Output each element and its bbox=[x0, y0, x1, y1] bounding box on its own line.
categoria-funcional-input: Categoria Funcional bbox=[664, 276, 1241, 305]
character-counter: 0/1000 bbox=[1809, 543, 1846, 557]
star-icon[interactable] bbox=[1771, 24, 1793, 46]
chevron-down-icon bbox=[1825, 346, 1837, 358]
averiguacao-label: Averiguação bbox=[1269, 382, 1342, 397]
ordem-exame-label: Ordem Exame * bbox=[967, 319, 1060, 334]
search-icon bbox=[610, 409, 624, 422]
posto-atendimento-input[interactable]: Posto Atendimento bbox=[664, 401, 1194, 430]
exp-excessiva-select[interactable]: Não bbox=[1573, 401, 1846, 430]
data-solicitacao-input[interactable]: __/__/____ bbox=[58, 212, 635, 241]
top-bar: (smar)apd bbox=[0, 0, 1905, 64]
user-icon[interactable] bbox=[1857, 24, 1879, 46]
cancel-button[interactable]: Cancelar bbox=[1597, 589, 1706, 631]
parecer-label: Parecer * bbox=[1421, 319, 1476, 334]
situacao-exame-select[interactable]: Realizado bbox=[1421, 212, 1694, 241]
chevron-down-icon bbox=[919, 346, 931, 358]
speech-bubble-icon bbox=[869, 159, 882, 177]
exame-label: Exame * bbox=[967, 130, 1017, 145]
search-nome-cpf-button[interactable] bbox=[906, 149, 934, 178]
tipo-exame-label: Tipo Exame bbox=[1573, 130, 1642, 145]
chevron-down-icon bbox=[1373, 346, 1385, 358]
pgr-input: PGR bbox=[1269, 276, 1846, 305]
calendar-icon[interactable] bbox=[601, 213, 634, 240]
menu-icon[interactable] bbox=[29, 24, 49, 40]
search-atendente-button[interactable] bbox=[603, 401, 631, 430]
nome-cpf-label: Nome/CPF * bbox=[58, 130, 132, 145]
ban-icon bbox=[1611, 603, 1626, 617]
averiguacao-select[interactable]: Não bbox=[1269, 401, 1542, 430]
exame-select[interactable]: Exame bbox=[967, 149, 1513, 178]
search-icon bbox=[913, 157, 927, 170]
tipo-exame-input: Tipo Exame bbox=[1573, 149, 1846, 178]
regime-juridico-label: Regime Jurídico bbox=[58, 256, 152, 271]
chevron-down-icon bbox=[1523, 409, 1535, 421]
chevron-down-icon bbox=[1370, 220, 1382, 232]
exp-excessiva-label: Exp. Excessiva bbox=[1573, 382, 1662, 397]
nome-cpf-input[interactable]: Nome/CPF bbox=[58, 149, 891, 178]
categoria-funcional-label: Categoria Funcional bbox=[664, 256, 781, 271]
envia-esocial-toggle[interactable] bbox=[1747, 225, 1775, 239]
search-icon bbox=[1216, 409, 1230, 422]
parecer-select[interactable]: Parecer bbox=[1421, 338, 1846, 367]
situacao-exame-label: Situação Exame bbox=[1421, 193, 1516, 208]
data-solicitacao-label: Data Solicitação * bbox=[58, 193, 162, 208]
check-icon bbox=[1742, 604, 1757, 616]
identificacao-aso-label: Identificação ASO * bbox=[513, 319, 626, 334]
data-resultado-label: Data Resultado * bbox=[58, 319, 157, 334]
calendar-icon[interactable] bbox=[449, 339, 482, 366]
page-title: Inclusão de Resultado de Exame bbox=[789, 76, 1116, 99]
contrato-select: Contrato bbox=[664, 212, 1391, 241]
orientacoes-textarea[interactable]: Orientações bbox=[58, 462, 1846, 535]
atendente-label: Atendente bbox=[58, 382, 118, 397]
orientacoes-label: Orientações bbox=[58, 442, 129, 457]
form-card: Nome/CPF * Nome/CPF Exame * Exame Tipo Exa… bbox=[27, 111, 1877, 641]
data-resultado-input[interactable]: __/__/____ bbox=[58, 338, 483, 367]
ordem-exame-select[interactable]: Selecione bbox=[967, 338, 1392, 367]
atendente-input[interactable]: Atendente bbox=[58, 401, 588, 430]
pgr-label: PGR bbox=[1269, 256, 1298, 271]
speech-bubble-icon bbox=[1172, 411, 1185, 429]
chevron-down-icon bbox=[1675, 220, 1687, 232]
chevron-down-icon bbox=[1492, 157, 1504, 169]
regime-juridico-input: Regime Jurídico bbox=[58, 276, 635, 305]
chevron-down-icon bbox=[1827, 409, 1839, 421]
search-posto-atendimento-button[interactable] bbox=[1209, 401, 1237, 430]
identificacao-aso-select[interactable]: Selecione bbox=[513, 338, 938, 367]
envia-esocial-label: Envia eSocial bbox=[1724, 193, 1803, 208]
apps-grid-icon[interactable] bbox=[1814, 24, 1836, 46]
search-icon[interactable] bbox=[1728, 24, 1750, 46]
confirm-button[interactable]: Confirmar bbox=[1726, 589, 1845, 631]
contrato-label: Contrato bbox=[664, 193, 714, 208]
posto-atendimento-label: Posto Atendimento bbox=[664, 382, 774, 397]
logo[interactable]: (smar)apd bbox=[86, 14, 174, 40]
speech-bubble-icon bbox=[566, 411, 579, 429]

◆ GOAL: Rename "speech-bubble-icon" to "comment-icon" everywhere in the records, and give all the lines again with nothing else changed.

◆ RESPONSE:
Output each element and its bbox=[x0, y0, x1, y1] bounding box on its own line.
categoria-funcional-input: Categoria Funcional bbox=[664, 276, 1241, 305]
character-counter: 0/1000 bbox=[1809, 543, 1846, 557]
star-icon[interactable] bbox=[1771, 24, 1793, 46]
chevron-down-icon bbox=[1825, 346, 1837, 358]
averiguacao-label: Averiguação bbox=[1269, 382, 1342, 397]
ordem-exame-label: Ordem Exame * bbox=[967, 319, 1060, 334]
search-icon bbox=[610, 409, 624, 422]
posto-atendimento-input[interactable]: Posto Atendimento bbox=[664, 401, 1194, 430]
exp-excessiva-select[interactable]: Não bbox=[1573, 401, 1846, 430]
data-solicitacao-input[interactable]: __/__/____ bbox=[58, 212, 635, 241]
top-bar: (smar)apd bbox=[0, 0, 1905, 64]
user-icon[interactable] bbox=[1857, 24, 1879, 46]
cancel-button[interactable]: Cancelar bbox=[1597, 589, 1706, 631]
parecer-label: Parecer * bbox=[1421, 319, 1476, 334]
situacao-exame-select[interactable]: Realizado bbox=[1421, 212, 1694, 241]
chevron-down-icon bbox=[919, 346, 931, 358]
comment-icon bbox=[869, 159, 882, 177]
exame-label: Exame * bbox=[967, 130, 1017, 145]
search-nome-cpf-button[interactable] bbox=[906, 149, 934, 178]
tipo-exame-label: Tipo Exame bbox=[1573, 130, 1642, 145]
chevron-down-icon bbox=[1373, 346, 1385, 358]
pgr-input: PGR bbox=[1269, 276, 1846, 305]
calendar-icon[interactable] bbox=[601, 213, 634, 240]
menu-icon[interactable] bbox=[29, 24, 49, 40]
search-atendente-button[interactable] bbox=[603, 401, 631, 430]
nome-cpf-label: Nome/CPF * bbox=[58, 130, 132, 145]
ban-icon bbox=[1611, 603, 1626, 617]
averiguacao-select[interactable]: Não bbox=[1269, 401, 1542, 430]
exame-select[interactable]: Exame bbox=[967, 149, 1513, 178]
search-icon bbox=[913, 157, 927, 170]
tipo-exame-input: Tipo Exame bbox=[1573, 149, 1846, 178]
regime-juridico-label: Regime Jurídico bbox=[58, 256, 152, 271]
chevron-down-icon bbox=[1523, 409, 1535, 421]
chevron-down-icon bbox=[1370, 220, 1382, 232]
exp-excessiva-label: Exp. Excessiva bbox=[1573, 382, 1662, 397]
nome-cpf-input[interactable]: Nome/CPF bbox=[58, 149, 891, 178]
categoria-funcional-label: Categoria Funcional bbox=[664, 256, 781, 271]
envia-esocial-toggle[interactable] bbox=[1747, 225, 1775, 239]
search-icon bbox=[1216, 409, 1230, 422]
parecer-select[interactable]: Parecer bbox=[1421, 338, 1846, 367]
situacao-exame-label: Situação Exame bbox=[1421, 193, 1516, 208]
data-solicitacao-label: Data Solicitação * bbox=[58, 193, 162, 208]
check-icon bbox=[1742, 604, 1757, 616]
identificacao-aso-label: Identificação ASO * bbox=[513, 319, 626, 334]
data-resultado-label: Data Resultado * bbox=[58, 319, 157, 334]
calendar-icon[interactable] bbox=[449, 339, 482, 366]
page-title: Inclusão de Resultado de Exame bbox=[789, 76, 1116, 99]
contrato-select: Contrato bbox=[664, 212, 1391, 241]
orientacoes-textarea[interactable]: Orientações bbox=[58, 462, 1846, 535]
atendente-label: Atendente bbox=[58, 382, 118, 397]
orientacoes-label: Orientações bbox=[58, 442, 129, 457]
form-card: Nome/CPF * Nome/CPF Exame * Exame Tipo Exa… bbox=[27, 111, 1877, 641]
data-resultado-input[interactable]: __/__/____ bbox=[58, 338, 483, 367]
ordem-exame-select[interactable]: Selecione bbox=[967, 338, 1392, 367]
atendente-input[interactable]: Atendente bbox=[58, 401, 588, 430]
pgr-label: PGR bbox=[1269, 256, 1298, 271]
comment-icon bbox=[1172, 411, 1185, 429]
chevron-down-icon bbox=[1675, 220, 1687, 232]
chevron-down-icon bbox=[1492, 157, 1504, 169]
regime-juridico-input: Regime Jurídico bbox=[58, 276, 635, 305]
chevron-down-icon bbox=[1827, 409, 1839, 421]
search-posto-atendimento-button[interactable] bbox=[1209, 401, 1237, 430]
identificacao-aso-select[interactable]: Selecione bbox=[513, 338, 938, 367]
envia-esocial-label: Envia eSocial bbox=[1724, 193, 1803, 208]
apps-grid-icon[interactable] bbox=[1814, 24, 1836, 46]
search-icon[interactable] bbox=[1728, 24, 1750, 46]
confirm-button[interactable]: Confirmar bbox=[1726, 589, 1845, 631]
contrato-label: Contrato bbox=[664, 193, 714, 208]
posto-atendimento-label: Posto Atendimento bbox=[664, 382, 774, 397]
logo[interactable]: (smar)apd bbox=[86, 14, 174, 40]
comment-icon bbox=[566, 411, 579, 429]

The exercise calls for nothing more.